▶ Stated problem
Give every entry again, unchanged, and leave its images out.

▶ Data shown
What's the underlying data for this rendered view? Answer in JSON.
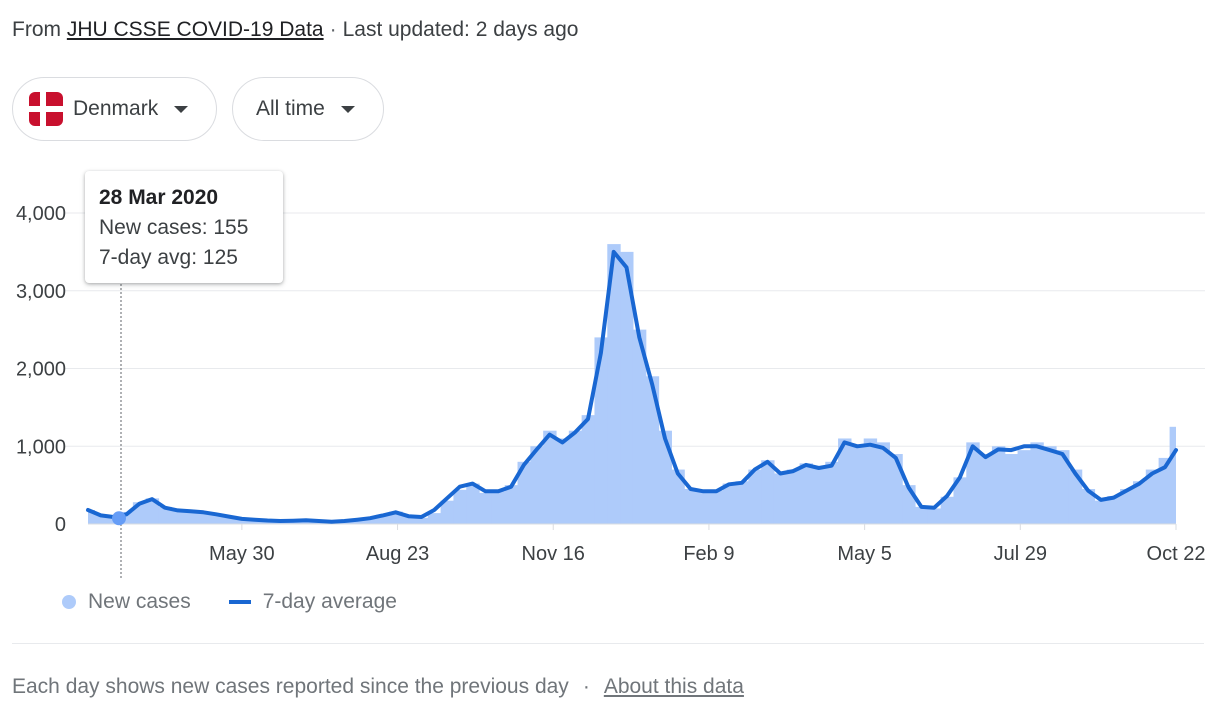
{
  "source": {
    "prefix": "From",
    "link_label": "JHU CSSE COVID-19 Data",
    "separator": "·",
    "updated": "Last updated: 2 days ago"
  },
  "filters": {
    "country": "Denmark",
    "time_range": "All time"
  },
  "tooltip": {
    "date": "28 Mar 2020",
    "new_cases": "New cases: 155",
    "avg": "7-day avg: 125"
  },
  "legend": {
    "new_cases": "New cases",
    "avg": "7-day average"
  },
  "footer": {
    "note": "Each day shows new cases reported since the previous day",
    "separator": "·",
    "about_link": "About this data"
  },
  "colors": {
    "bars": "#aecbfa",
    "line": "#1967d2",
    "grid": "#e8eaed",
    "flag_red": "#c8102e",
    "flag_white": "#ffffff"
  },
  "chart_data": {
    "type": "bar",
    "ylim": [
      0,
      4500
    ],
    "y_ticks": [
      "0",
      "1,000",
      "2,000",
      "3,000",
      "4,000"
    ],
    "x_ticks": [
      "May 30",
      "Aug 23",
      "Nov 16",
      "Feb 9",
      "May 5",
      "Jul 29",
      "Oct 22"
    ],
    "tooltip_index": 3,
    "x": [
      "2020-03-07",
      "2020-03-14",
      "2020-03-21",
      "2020-03-28",
      "2020-04-04",
      "2020-04-11",
      "2020-04-18",
      "2020-04-25",
      "2020-05-02",
      "2020-05-09",
      "2020-05-16",
      "2020-05-23",
      "2020-05-30",
      "2020-06-06",
      "2020-06-13",
      "2020-06-20",
      "2020-06-27",
      "2020-07-04",
      "2020-07-11",
      "2020-07-18",
      "2020-07-25",
      "2020-08-01",
      "2020-08-08",
      "2020-08-15",
      "2020-08-22",
      "2020-08-29",
      "2020-09-05",
      "2020-09-12",
      "2020-09-19",
      "2020-09-26",
      "2020-10-03",
      "2020-10-10",
      "2020-10-17",
      "2020-10-24",
      "2020-10-31",
      "2020-11-07",
      "2020-11-14",
      "2020-11-21",
      "2020-11-28",
      "2020-12-05",
      "2020-12-12",
      "2020-12-19",
      "2020-12-26",
      "2021-01-02",
      "2021-01-09",
      "2021-01-16",
      "2021-01-23",
      "2021-01-30",
      "2021-02-06",
      "2021-02-13",
      "2021-02-20",
      "2021-02-27",
      "2021-03-06",
      "2021-03-13",
      "2021-03-20",
      "2021-03-27",
      "2021-04-03",
      "2021-04-10",
      "2021-04-17",
      "2021-04-24",
      "2021-05-01",
      "2021-05-08",
      "2021-05-15",
      "2021-05-22",
      "2021-05-29",
      "2021-06-05",
      "2021-06-12",
      "2021-06-19",
      "2021-06-26",
      "2021-07-03",
      "2021-07-10",
      "2021-07-17",
      "2021-07-24",
      "2021-07-31",
      "2021-08-07",
      "2021-08-14",
      "2021-08-21",
      "2021-08-28",
      "2021-09-04",
      "2021-09-11",
      "2021-09-18",
      "2021-09-25",
      "2021-10-02",
      "2021-10-09",
      "2021-10-16",
      "2021-10-22"
    ],
    "series": [
      {
        "name": "New cases",
        "values": [
          180,
          120,
          80,
          155,
          280,
          330,
          220,
          180,
          170,
          150,
          130,
          100,
          70,
          55,
          45,
          40,
          45,
          50,
          40,
          30,
          40,
          60,
          80,
          120,
          160,
          110,
          80,
          140,
          300,
          440,
          520,
          400,
          420,
          500,
          800,
          1000,
          1200,
          1100,
          1200,
          1400,
          2400,
          3600,
          3500,
          2500,
          1900,
          1200,
          700,
          450,
          420,
          430,
          520,
          550,
          700,
          820,
          650,
          700,
          780,
          720,
          800,
          1100,
          1000,
          1100,
          1050,
          900,
          500,
          220,
          200,
          350,
          600,
          1050,
          900,
          1000,
          900,
          950,
          1050,
          1000,
          950,
          700,
          450,
          300,
          360,
          450,
          550,
          700,
          850,
          1250
        ]
      },
      {
        "name": "7-day average",
        "values": [
          180,
          110,
          90,
          125,
          260,
          320,
          210,
          175,
          165,
          150,
          125,
          95,
          65,
          55,
          45,
          38,
          42,
          48,
          38,
          30,
          38,
          55,
          75,
          110,
          150,
          100,
          90,
          180,
          330,
          480,
          520,
          420,
          420,
          480,
          760,
          960,
          1150,
          1050,
          1180,
          1350,
          2200,
          3500,
          3300,
          2400,
          1800,
          1100,
          650,
          450,
          420,
          420,
          510,
          530,
          700,
          800,
          650,
          680,
          760,
          720,
          750,
          1050,
          1000,
          1020,
          980,
          850,
          470,
          220,
          210,
          360,
          600,
          1000,
          860,
          960,
          950,
          1000,
          1000,
          950,
          900,
          650,
          430,
          310,
          340,
          430,
          520,
          650,
          730,
          950
        ]
      }
    ]
  }
}
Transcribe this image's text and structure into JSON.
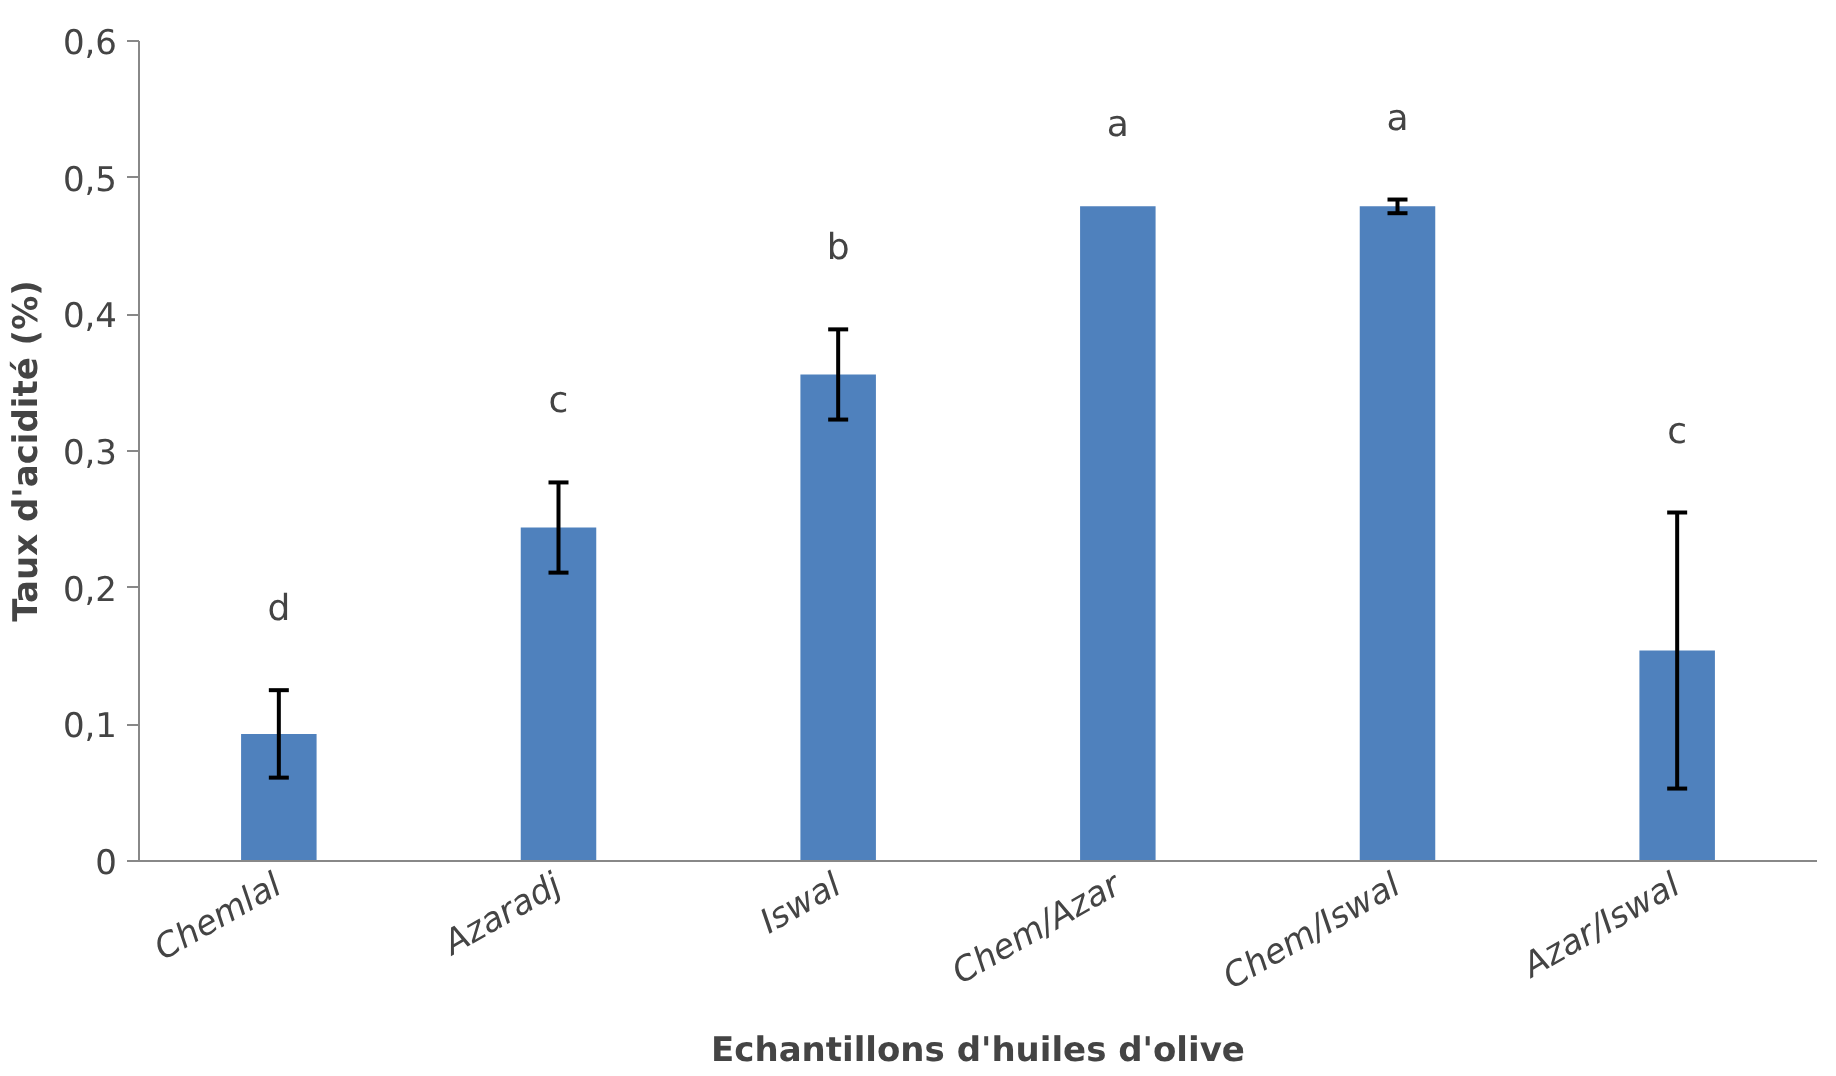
{
  "chart_data": {
    "type": "bar",
    "xlabel": "Echantillons d'huiles d'olive",
    "ylabel": "Taux d'acidité (%)",
    "categories": [
      "Chemlal",
      "Azaradj",
      "Iswal",
      "Chem/Azar",
      "Chem/Iswal",
      "Azar/Iswal"
    ],
    "values": [
      0.093,
      0.244,
      0.356,
      0.479,
      0.479,
      0.154
    ],
    "errors": [
      0.032,
      0.033,
      0.033,
      null,
      0.005,
      0.101
    ],
    "color": "#4f81bd",
    "ylim": [
      0,
      0.6
    ],
    "yticks": [
      0,
      {
        "value": 0.1,
        "label": "0,1"
      },
      {
        "value": 0.2,
        "label": "0,2"
      },
      {
        "value": 0.3,
        "label": "0,3"
      },
      {
        "value": 0.4,
        "label": "0,4"
      },
      {
        "value": 0.5,
        "label": "0,5"
      },
      {
        "value": 0.6,
        "label": "0,6"
      }
    ],
    "annotations": [
      "d",
      "c",
      "b",
      "a",
      "a",
      "c"
    ],
    "grid": false
  }
}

▶ Written answer
What's the underlying data for this rendered view? Answer in JSON.
{
  "source": {
    "prefix": "From",
    "link_label": "JHU CSSE COVID-19 Data",
    "separator": "·",
    "updated": "Last updated: 2 days ago"
  },
  "filters": {
    "country": "Denmark",
    "time_range": "All time"
  },
  "tooltip": {
    "date": "28 Mar 2020",
    "new_cases": "New cases: 155",
    "avg": "7-day avg: 125"
  },
  "legend": {
    "new_cases": "New cases",
    "avg": "7-day average"
  },
  "footer": {
    "note": "Each day shows new cases reported since the previous day",
    "separator": "·",
    "about_link": "About this data"
  },
  "colors": {
    "bars": "#aecbfa",
    "line": "#1967d2",
    "grid": "#e8eaed",
    "flag_red": "#c8102e",
    "flag_white": "#ffffff"
  },
  "chart_data": {
    "type": "bar",
    "ylim": [
      0,
      4500
    ],
    "y_ticks": [
      "0",
      "1,000",
      "2,000",
      "3,000",
      "4,000"
    ],
    "x_ticks": [
      "May 30",
      "Aug 23",
      "Nov 16",
      "Feb 9",
      "May 5",
      "Jul 29",
      "Oct 22"
    ],
    "tooltip_index": 3,
    "x": [
      "2020-03-07",
      "2020-03-14",
      "2020-03-21",
      "2020-03-28",
      "2020-04-04",
      "2020-04-11",
      "2020-04-18",
      "2020-04-25",
      "2020-05-02",
      "2020-05-09",
      "2020-05-16",
      "2020-05-23",
      "2020-05-30",
      "2020-06-06",
      "2020-06-13",
      "2020-06-20",
      "2020-06-27",
      "2020-07-04",
      "2020-07-11",
      "2020-07-18",
      "2020-07-25",
      "2020-08-01",
      "2020-08-08",
      "2020-08-15",
      "2020-08-22",
      "2020-08-29",
      "2020-09-05",
      "2020-09-12",
      "2020-09-19",
      "2020-09-26",
      "2020-10-03",
      "2020-10-10",
      "2020-10-17",
      "2020-10-24",
      "2020-10-31",
      "2020-11-07",
      "2020-11-14",
      "2020-11-21",
      "2020-11-28",
      "2020-12-05",
      "2020-12-12",
      "2020-12-19",
      "2020-12-26",
      "2021-01-02",
      "2021-01-09",
      "2021-01-16",
      "2021-01-23",
      "2021-01-30",
      "2021-02-06",
      "2021-02-13",
      "2021-02-20",
      "2021-02-27",
      "2021-03-06",
      "2021-03-13",
      "2021-03-20",
      "2021-03-27",
      "2021-04-03",
      "2021-04-10",
      "2021-04-17",
      "2021-04-24",
      "2021-05-01",
      "2021-05-08",
      "2021-05-15",
      "2021-05-22",
      "2021-05-29",
      "2021-06-05",
      "2021-06-12",
      "2021-06-19",
      "2021-06-26",
      "2021-07-03",
      "2021-07-10",
      "2021-07-17",
      "2021-07-24",
      "2021-07-31",
      "2021-08-07",
      "2021-08-14",
      "2021-08-21",
      "2021-08-28",
      "2021-09-04",
      "2021-09-11",
      "2021-09-18",
      "2021-09-25",
      "2021-10-02",
      "2021-10-09",
      "2021-10-16",
      "2021-10-22"
    ],
    "series": [
      {
        "name": "New cases",
        "values": [
          180,
          120,
          80,
          155,
          280,
          330,
          220,
          180,
          170,
          150,
          130,
          100,
          70,
          55,
          45,
          40,
          45,
          50,
          40,
          30,
          40,
          60,
          80,
          120,
          160,
          110,
          80,
          140,
          300,
          440,
          520,
          400,
          420,
          500,
          800,
          1000,
          1200,
          1100,
          1200,
          1400,
          2400,
          3600,
          3500,
          2500,
          1900,
          1200,
          700,
          450,
          420,
          430,
          520,
          550,
          700,
          820,
          650,
          700,
          780,
          720,
          800,
          1100,
          1000,
          1100,
          1050,
          900,
          500,
          220,
          200,
          350,
          600,
          1050,
          900,
          1000,
          900,
          950,
          1050,
          1000,
          950,
          700,
          450,
          300,
          360,
          450,
          550,
          700,
          850,
          1250
        ]
      },
      {
        "name": "7-day average",
        "values": [
          180,
          110,
          90,
          125,
          260,
          320,
          210,
          175,
          165,
          150,
          125,
          95,
          65,
          55,
          45,
          38,
          42,
          48,
          38,
          30,
          38,
          55,
          75,
          110,
          150,
          100,
          90,
          180,
          330,
          480,
          520,
          420,
          420,
          480,
          760,
          960,
          1150,
          1050,
          1180,
          1350,
          2200,
          3500,
          3300,
          2400,
          1800,
          1100,
          650,
          450,
          420,
          420,
          510,
          530,
          700,
          800,
          650,
          680,
          760,
          720,
          750,
          1050,
          1000,
          1020,
          980,
          850,
          470,
          220,
          210,
          360,
          600,
          1000,
          860,
          960,
          950,
          1000,
          1000,
          950,
          900,
          650,
          430,
          310,
          340,
          430,
          520,
          650,
          730,
          950
        ]
      }
    ]
  }
}
Transcribe this image's text and structure into JSON.
{
  "chart_data": {
    "type": "bar",
    "xlabel": "Echantillons d'huiles d'olive",
    "ylabel": "Taux d'acidité (%)",
    "categories": [
      "Chemlal",
      "Azaradj",
      "Iswal",
      "Chem/Azar",
      "Chem/Iswal",
      "Azar/Iswal"
    ],
    "values": [
      0.093,
      0.244,
      0.356,
      0.479,
      0.479,
      0.154
    ],
    "errors": [
      0.032,
      0.033,
      0.033,
      null,
      0.005,
      0.101
    ],
    "color": "#4f81bd",
    "ylim": [
      0,
      0.6
    ],
    "yticks": [
      0,
      {
        "value": 0.1,
        "label": "0,1"
      },
      {
        "value": 0.2,
        "label": "0,2"
      },
      {
        "value": 0.3,
        "label": "0,3"
      },
      {
        "value": 0.4,
        "label": "0,4"
      },
      {
        "value": 0.5,
        "label": "0,5"
      },
      {
        "value": 0.6,
        "label": "0,6"
      }
    ],
    "annotations": [
      "d",
      "c",
      "b",
      "a",
      "a",
      "c"
    ],
    "grid": false
  }
}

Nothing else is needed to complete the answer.